- [Dataset records]
========
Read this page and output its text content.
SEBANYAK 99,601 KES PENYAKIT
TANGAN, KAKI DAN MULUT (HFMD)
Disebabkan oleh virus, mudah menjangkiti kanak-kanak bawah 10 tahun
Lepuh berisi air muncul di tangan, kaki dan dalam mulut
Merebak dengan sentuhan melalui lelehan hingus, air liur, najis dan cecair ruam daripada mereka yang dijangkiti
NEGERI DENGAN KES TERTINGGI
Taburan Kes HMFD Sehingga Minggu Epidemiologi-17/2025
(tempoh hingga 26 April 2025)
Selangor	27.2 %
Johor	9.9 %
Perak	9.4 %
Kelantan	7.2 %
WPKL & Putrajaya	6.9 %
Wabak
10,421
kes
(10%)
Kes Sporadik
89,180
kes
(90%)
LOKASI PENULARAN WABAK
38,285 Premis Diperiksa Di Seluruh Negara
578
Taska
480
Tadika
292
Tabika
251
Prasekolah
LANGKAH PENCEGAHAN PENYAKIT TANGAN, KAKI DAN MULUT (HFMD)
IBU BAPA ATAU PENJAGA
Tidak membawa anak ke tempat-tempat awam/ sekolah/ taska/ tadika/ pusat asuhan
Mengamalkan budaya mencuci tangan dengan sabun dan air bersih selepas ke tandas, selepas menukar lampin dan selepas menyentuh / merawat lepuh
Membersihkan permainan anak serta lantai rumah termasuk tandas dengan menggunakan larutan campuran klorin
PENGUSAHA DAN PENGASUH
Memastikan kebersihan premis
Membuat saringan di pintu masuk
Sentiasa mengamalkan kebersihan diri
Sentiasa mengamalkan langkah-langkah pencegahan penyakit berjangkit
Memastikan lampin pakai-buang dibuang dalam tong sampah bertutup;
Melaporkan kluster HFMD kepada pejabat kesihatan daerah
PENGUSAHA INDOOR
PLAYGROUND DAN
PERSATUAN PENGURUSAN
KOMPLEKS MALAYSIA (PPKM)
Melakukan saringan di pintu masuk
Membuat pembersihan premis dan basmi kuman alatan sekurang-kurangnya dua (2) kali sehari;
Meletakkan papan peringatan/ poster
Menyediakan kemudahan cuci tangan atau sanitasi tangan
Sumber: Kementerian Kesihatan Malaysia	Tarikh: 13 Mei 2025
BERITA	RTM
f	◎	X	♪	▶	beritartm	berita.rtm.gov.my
========
- [Task prompt] The entries above are to be copied word for word.

- [Result for this task]
Read this page and output its text content.
SEBANYAK 99,601 KES PENYAKIT
TANGAN, KAKI DAN MULUT (HFMD)
Disebabkan oleh virus, mudah menjangkiti kanak-kanak bawah 10 tahun
Lepuh berisi air muncul di tangan, kaki dan dalam mulut
Merebak dengan sentuhan melalui lelehan hingus, air liur, najis dan cecair ruam daripada mereka yang dijangkiti
NEGERI DENGAN KES TERTINGGI
Taburan Kes HMFD Sehingga Minggu Epidemiologi-17/2025
(tempoh hingga 26 April 2025)
Selangor	27.2 %
Johor	9.9 %
Perak	9.4 %
Kelantan	7.2 %
WPKL & Putrajaya	6.9 %
Wabak
10,421
kes
(10%)
Kes Sporadik
89,180
kes
(90%)
LOKASI PENULARAN WABAK
38,285 Premis Diperiksa Di Seluruh Negara
578
Taska
480
Tadika
292
Tabika
251
Prasekolah
LANGKAH PENCEGAHAN PENYAKIT TANGAN, KAKI DAN MULUT (HFMD)
IBU BAPA ATAU PENJAGA
Tidak membawa anak ke tempat-tempat awam/ sekolah/ taska/ tadika/ pusat asuhan
Mengamalkan budaya mencuci tangan dengan sabun dan air bersih selepas ke tandas, selepas menukar lampin dan selepas menyentuh / merawat lepuh
Membersihkan permainan anak serta lantai rumah termasuk tandas dengan menggunakan larutan campuran klorin
PENGUSAHA DAN PENGASUH
Memastikan kebersihan premis
Membuat saringan di pintu masuk
Sentiasa mengamalkan kebersihan diri
Sentiasa mengamalkan langkah-langkah pencegahan penyakit berjangkit
Memastikan lampin pakai-buang dibuang dalam tong sampah bertutup;
Melaporkan kluster HFMD kepada pejabat kesihatan daerah
PENGUSAHA INDOOR
PLAYGROUND DAN
PERSATUAN PENGURUSAN
KOMPLEKS MALAYSIA (PPKM)
Melakukan saringan di pintu masuk
Membuat pembersihan premis dan basmi kuman alatan sekurang-kurangnya dua (2) kali sehari;
Meletakkan papan peringatan/ poster
Menyediakan kemudahan cuci tangan atau sanitasi tangan
Sumber: Kementerian Kesihatan Malaysia	Tarikh: 13 Mei 2025
BERITA	RTM
f	◎	X	♪	▶	beritartm	berita.rtm.gov.my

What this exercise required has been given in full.